▶ [MATERIAL SUPPLIED]

>> BEGIN

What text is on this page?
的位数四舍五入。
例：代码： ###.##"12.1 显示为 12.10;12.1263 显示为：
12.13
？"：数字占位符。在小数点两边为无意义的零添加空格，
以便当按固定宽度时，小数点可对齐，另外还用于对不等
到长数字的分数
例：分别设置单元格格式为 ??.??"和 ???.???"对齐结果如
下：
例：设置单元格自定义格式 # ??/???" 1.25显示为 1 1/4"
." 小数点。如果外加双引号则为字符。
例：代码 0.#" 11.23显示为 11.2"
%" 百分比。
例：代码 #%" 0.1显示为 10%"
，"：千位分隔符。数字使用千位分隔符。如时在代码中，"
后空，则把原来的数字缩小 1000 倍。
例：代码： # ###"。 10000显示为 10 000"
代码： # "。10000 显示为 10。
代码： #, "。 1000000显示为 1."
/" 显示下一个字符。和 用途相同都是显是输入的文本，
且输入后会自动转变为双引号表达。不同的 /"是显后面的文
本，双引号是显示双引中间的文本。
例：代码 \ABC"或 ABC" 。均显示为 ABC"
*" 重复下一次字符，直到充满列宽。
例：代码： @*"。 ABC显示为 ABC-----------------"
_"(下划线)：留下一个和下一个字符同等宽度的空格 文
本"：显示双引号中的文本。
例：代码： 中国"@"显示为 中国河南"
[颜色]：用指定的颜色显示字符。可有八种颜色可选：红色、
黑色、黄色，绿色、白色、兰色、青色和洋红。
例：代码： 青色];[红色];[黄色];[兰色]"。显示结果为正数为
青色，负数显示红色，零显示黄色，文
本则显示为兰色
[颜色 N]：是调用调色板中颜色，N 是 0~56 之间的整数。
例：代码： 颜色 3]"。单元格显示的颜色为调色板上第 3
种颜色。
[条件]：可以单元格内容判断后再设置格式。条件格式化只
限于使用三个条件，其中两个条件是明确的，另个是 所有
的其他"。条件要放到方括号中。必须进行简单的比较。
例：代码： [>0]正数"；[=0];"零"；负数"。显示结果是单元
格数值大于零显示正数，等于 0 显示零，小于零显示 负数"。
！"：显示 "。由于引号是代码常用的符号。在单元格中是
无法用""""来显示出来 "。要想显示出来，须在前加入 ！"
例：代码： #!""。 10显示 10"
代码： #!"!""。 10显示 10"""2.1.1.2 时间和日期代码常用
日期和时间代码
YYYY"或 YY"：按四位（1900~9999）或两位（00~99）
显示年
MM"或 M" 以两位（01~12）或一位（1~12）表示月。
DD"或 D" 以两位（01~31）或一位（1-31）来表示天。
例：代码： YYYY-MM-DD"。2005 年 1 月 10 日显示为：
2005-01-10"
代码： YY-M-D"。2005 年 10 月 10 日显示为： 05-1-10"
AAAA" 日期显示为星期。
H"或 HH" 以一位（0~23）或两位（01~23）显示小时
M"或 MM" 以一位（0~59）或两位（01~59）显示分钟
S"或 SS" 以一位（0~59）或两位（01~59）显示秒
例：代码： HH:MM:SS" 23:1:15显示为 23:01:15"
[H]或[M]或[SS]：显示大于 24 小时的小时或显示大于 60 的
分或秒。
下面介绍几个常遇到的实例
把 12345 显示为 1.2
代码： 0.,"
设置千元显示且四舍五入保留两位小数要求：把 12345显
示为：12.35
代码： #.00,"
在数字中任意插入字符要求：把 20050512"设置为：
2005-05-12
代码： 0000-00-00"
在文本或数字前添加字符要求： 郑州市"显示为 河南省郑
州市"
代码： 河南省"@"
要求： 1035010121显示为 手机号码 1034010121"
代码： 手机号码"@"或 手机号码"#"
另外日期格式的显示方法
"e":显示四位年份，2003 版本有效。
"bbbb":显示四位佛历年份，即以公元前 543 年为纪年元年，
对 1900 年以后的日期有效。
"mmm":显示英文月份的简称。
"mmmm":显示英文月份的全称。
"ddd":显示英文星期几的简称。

>> END

▶ [TASK INSTRUCTIONS] Transcribe each entry exactly.

▶ [OUTPUT BELOW]
What text is on this page?
的位数四舍五入。
例：代码： ###.##"12.1 显示为 12.10;12.1263 显示为：
12.13
？"：数字占位符。在小数点两边为无意义的零添加空格，
以便当按固定宽度时，小数点可对齐，另外还用于对不等
到长数字的分数
例：分别设置单元格格式为 ??.??"和 ???.???"对齐结果如
下：
例：设置单元格自定义格式 # ??/???" 1.25显示为 1 1/4"
." 小数点。如果外加双引号则为字符。
例：代码 0.#" 11.23显示为 11.2"
%" 百分比。
例：代码 #%" 0.1显示为 10%"
，"：千位分隔符。数字使用千位分隔符。如时在代码中，"
后空，则把原来的数字缩小 1000 倍。
例：代码： # ###"。 10000显示为 10 000"
代码： # "。10000 显示为 10。
代码： #, "。 1000000显示为 1."
/" 显示下一个字符。和 用途相同都是显是输入的文本，
且输入后会自动转变为双引号表达。不同的 /"是显后面的文
本，双引号是显示双引中间的文本。
例：代码 \ABC"或 ABC" 。均显示为 ABC"
*" 重复下一次字符，直到充满列宽。
例：代码： @*"。 ABC显示为 ABC-----------------"
_"(下划线)：留下一个和下一个字符同等宽度的空格 文
本"：显示双引号中的文本。
例：代码： 中国"@"显示为 中国河南"
[颜色]：用指定的颜色显示字符。可有八种颜色可选：红色、
黑色、黄色，绿色、白色、兰色、青色和洋红。
例：代码： 青色];[红色];[黄色];[兰色]"。显示结果为正数为
青色，负数显示红色，零显示黄色，文
本则显示为兰色
[颜色 N]：是调用调色板中颜色，N 是 0~56 之间的整数。
例：代码： 颜色 3]"。单元格显示的颜色为调色板上第 3
种颜色。
[条件]：可以单元格内容判断后再设置格式。条件格式化只
限于使用三个条件，其中两个条件是明确的，另个是 所有
的其他"。条件要放到方括号中。必须进行简单的比较。
例：代码： [>0]正数"；[=0];"零"；负数"。显示结果是单元
格数值大于零显示正数，等于 0 显示零，小于零显示 负数"。
！"：显示 "。由于引号是代码常用的符号。在单元格中是
无法用""""来显示出来 "。要想显示出来，须在前加入 ！"
例：代码： #!""。 10显示 10"
代码： #!"!""。 10显示 10"""2.1.1.2 时间和日期代码常用
日期和时间代码
YYYY"或 YY"：按四位（1900~9999）或两位（00~99）
显示年
MM"或 M" 以两位（01~12）或一位（1~12）表示月。
DD"或 D" 以两位（01~31）或一位（1-31）来表示天。
例：代码： YYYY-MM-DD"。2005 年 1 月 10 日显示为：
2005-01-10"
代码： YY-M-D"。2005 年 10 月 10 日显示为： 05-1-10"
AAAA" 日期显示为星期。
H"或 HH" 以一位（0~23）或两位（01~23）显示小时
M"或 MM" 以一位（0~59）或两位（01~59）显示分钟
S"或 SS" 以一位（0~59）或两位（01~59）显示秒
例：代码： HH:MM:SS" 23:1:15显示为 23:01:15"
[H]或[M]或[SS]：显示大于 24 小时的小时或显示大于 60 的
分或秒。
下面介绍几个常遇到的实例
把 12345 显示为 1.2
代码： 0.,"
设置千元显示且四舍五入保留两位小数要求：把 12345显
示为：12.35
代码： #.00,"
在数字中任意插入字符要求：把 20050512"设置为：
2005-05-12
代码： 0000-00-00"
在文本或数字前添加字符要求： 郑州市"显示为 河南省郑
州市"
代码： 河南省"@"
要求： 1035010121显示为 手机号码 1034010121"
代码： 手机号码"@"或 手机号码"#"
另外日期格式的显示方法
"e":显示四位年份，2003 版本有效。
"bbbb":显示四位佛历年份，即以公元前 543 年为纪年元年，
对 1900 年以后的日期有效。
"mmm":显示英文月份的简称。
"mmmm":显示英文月份的全称。
"ddd":显示英文星期几的简称。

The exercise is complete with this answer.